Problem statement:
Check each line of the entries below for the string "настройками"; copy every line where it appears.

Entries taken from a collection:
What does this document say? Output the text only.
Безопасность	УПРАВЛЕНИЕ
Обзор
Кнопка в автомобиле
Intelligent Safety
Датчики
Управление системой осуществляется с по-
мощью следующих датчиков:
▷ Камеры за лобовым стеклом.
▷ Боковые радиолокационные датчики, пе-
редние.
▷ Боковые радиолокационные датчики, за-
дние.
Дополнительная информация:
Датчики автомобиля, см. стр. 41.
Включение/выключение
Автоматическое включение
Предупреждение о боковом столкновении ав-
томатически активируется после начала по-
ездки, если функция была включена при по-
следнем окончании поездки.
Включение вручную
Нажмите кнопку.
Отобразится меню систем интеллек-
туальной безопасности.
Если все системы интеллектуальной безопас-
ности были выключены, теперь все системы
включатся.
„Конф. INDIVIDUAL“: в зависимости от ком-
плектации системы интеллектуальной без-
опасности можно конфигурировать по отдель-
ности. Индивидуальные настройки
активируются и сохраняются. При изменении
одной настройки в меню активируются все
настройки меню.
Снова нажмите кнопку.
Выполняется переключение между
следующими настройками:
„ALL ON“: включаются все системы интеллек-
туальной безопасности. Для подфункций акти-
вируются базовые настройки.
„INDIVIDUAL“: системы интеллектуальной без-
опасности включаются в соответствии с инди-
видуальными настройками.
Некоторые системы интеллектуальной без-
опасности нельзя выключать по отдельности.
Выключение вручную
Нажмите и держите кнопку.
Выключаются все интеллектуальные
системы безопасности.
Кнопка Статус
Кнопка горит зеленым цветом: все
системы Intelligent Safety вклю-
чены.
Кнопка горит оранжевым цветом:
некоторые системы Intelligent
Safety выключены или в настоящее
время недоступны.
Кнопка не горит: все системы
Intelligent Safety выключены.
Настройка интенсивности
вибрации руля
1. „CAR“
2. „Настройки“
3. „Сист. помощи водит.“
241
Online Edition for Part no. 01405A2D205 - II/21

Answer for this exercise:
следующими настройками:
видуальными настройками.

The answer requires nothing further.